PROBLEM DETAILS:
Would you write out the entries below, every one of them, exactly?
═════ EXTRACTED RECORDS
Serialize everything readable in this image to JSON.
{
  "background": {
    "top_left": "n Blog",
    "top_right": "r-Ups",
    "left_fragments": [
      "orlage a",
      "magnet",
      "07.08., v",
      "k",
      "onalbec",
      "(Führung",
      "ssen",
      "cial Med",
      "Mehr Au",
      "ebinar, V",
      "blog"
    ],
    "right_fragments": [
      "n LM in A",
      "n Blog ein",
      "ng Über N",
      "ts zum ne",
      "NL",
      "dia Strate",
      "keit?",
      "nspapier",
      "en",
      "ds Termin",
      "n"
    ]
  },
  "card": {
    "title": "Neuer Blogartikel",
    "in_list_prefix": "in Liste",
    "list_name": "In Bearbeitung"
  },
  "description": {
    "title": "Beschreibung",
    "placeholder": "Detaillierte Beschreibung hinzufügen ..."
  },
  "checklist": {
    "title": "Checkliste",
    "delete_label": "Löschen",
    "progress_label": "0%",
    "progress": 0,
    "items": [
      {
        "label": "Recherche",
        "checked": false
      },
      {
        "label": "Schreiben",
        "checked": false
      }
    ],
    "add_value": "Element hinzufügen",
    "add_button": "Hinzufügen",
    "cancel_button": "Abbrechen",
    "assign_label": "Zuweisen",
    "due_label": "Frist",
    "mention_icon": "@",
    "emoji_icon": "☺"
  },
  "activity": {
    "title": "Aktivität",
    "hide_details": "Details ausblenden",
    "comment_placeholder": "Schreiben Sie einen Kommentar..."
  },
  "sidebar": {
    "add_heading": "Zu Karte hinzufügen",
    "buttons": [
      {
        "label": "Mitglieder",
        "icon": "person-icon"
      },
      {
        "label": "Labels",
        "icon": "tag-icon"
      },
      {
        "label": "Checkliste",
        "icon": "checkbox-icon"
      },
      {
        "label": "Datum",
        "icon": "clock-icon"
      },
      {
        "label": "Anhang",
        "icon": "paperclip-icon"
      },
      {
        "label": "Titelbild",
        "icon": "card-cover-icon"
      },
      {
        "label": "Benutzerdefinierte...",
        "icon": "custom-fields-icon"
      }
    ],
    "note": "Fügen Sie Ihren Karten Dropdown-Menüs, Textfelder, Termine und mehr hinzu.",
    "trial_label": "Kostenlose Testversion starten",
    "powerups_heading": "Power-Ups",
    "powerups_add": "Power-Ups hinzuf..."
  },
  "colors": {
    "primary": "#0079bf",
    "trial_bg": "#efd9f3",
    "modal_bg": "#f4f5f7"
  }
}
══════════
THE OUTPUT:
Serialize everything readable in this image to JSON.
{
  "background": {
    "top_left": "n Blog",
    "top_right": "r-Ups",
    "left_fragments": [
      "orlage a",
      "magnet",
      "07.08., v",
      "k",
      "onalbec",
      "(Führung",
      "ssen",
      "cial Med",
      "Mehr Au",
      "ebinar, V",
      "blog"
    ],
    "right_fragments": [
      "n LM in A",
      "n Blog ein",
      "ng Über N",
      "ts zum ne",
      "NL",
      "dia Strate",
      "keit?",
      "nspapier",
      "en",
      "ds Termin",
      "n"
    ]
  },
  "card": {
    "title": "Neuer Blogartikel",
    "in_list_prefix": "in Liste",
    "list_name": "In Bearbeitung"
  },
  "description": {
    "title": "Beschreibung",
    "placeholder": "Detaillierte Beschreibung hinzufügen ..."
  },
  "checklist": {
    "title": "Checkliste",
    "delete_label": "Löschen",
    "progress_label": "0%",
    "progress": 0,
    "items": [
      {
        "label": "Recherche",
        "checked": false
      },
      {
        "label": "Schreiben",
        "checked": false
      }
    ],
    "add_value": "Element hinzufügen",
    "add_button": "Hinzufügen",
    "cancel_button": "Abbrechen",
    "assign_label": "Zuweisen",
    "due_label": "Frist",
    "mention_icon": "@",
    "emoji_icon": "☺"
  },
  "activity": {
    "title": "Aktivität",
    "hide_details": "Details ausblenden",
    "comment_placeholder": "Schreiben Sie einen Kommentar..."
  },
  "sidebar": {
    "add_heading": "Zu Karte hinzufügen",
    "buttons": [
      {
        "label": "Mitglieder",
        "icon": "person-icon"
      },
      {
        "label": "Labels",
        "icon": "tag-icon"
      },
      {
        "label": "Checkliste",
        "icon": "checkbox-icon"
      },
      {
        "label": "Datum",
        "icon": "clock-icon"
      },
      {
        "label": "Anhang",
        "icon": "paperclip-icon"
      },
      {
        "label": "Titelbild",
        "icon": "card-cover-icon"
      },
      {
        "label": "Benutzerdefinierte...",
        "icon": "custom-fields-icon"
      }
    ],
    "note": "Fügen Sie Ihren Karten Dropdown-Menüs, Textfelder, Termine und mehr hinzu.",
    "trial_label": "Kostenlose Testversion starten",
    "powerups_heading": "Power-Ups",
    "powerups_add": "Power-Ups hinzuf..."
  },
  "colors": {
    "primary": "#0079bf",
    "trial_bg": "#efd9f3",
    "modal_bg": "#f4f5f7"
  }
}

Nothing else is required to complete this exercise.